Exact reproduction of the data is required, with images excluded.

**Listed entries**
— begin —

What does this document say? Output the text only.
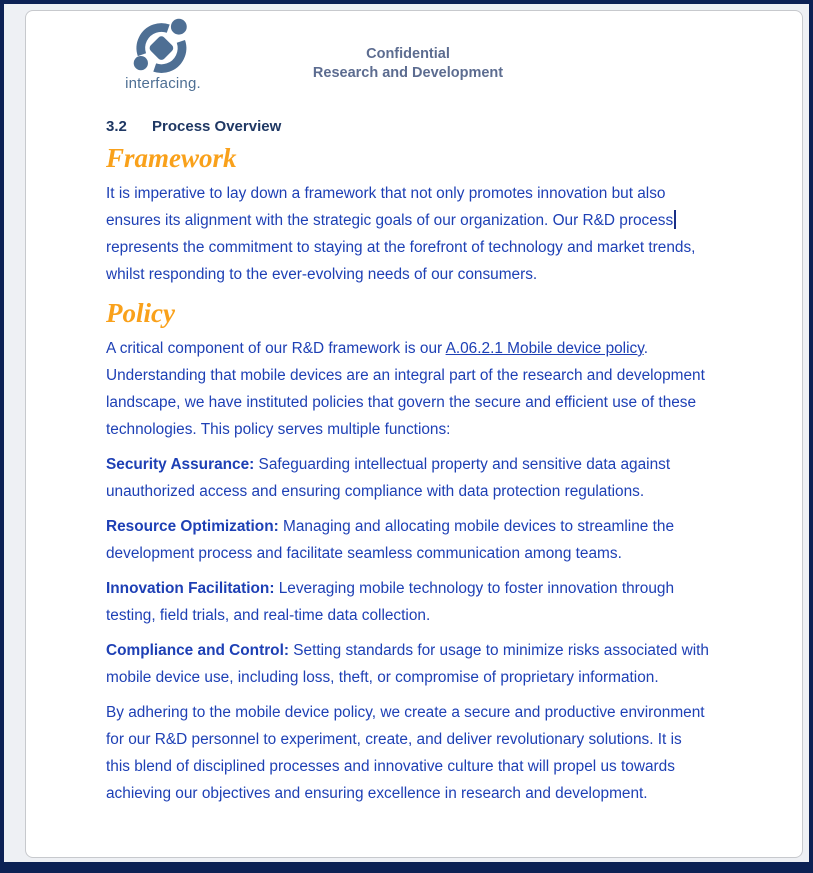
interfacing.
Confidential
Research and Development
3.2 Process Overview
Framework

It is imperative to lay down a framework that not only promotes innovation but also ensures its alignment with the strategic goals of our organization. Our R&D process represents the commitment to staying at the forefront of technology and market trends, whilst responding to the ever-evolving needs of our consumers.

Policy

A critical component of our R&D framework is our A.06.2.1 Mobile device policy. Understanding that mobile devices are an integral part of the research and development landscape, we have instituted policies that govern the secure and efficient use of these technologies. This policy serves multiple functions:

Security Assurance: Safeguarding intellectual property and sensitive data against unauthorized access and ensuring compliance with data protection regulations.

Resource Optimization: Managing and allocating mobile devices to streamline the development process and facilitate seamless communication among teams.

Innovation Facilitation: Leveraging mobile technology to foster innovation through testing, field trials, and real-time data collection.

Compliance and Control: Setting standards for usage to minimize risks associated with mobile device use, including loss, theft, or compromise of proprietary information.

By adhering to the mobile device policy, we create a secure and productive environment for our R&D personnel to experiment, create, and deliver revolutionary solutions. It is this blend of disciplined processes and innovative culture that will propel us towards achieving our objectives and ensuring excellence in research and development.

— end —

**Answer to this problem**
What does this document say? Output the text only.
interfacing.
Confidential
Research and Development
3.2 Process Overview
Framework

It is imperative to lay down a framework that not only promotes innovation but also ensures its alignment with the strategic goals of our organization. Our R&D process represents the commitment to staying at the forefront of technology and market trends, whilst responding to the ever-evolving needs of our consumers.

Policy

A critical component of our R&D framework is our A.06.2.1 Mobile device policy. Understanding that mobile devices are an integral part of the research and development landscape, we have instituted policies that govern the secure and efficient use of these technologies. This policy serves multiple functions:

Security Assurance: Safeguarding intellectual property and sensitive data against unauthorized access and ensuring compliance with data protection regulations.

Resource Optimization: Managing and allocating mobile devices to streamline the development process and facilitate seamless communication among teams.

Innovation Facilitation: Leveraging mobile technology to foster innovation through testing, field trials, and real-time data collection.

Compliance and Control: Setting standards for usage to minimize risks associated with mobile device use, including loss, theft, or compromise of proprietary information.

By adhering to the mobile device policy, we create a secure and productive environment for our R&D personnel to experiment, create, and deliver revolutionary solutions. It is this blend of disciplined processes and innovative culture that will propel us towards achieving our objectives and ensuring excellence in research and development.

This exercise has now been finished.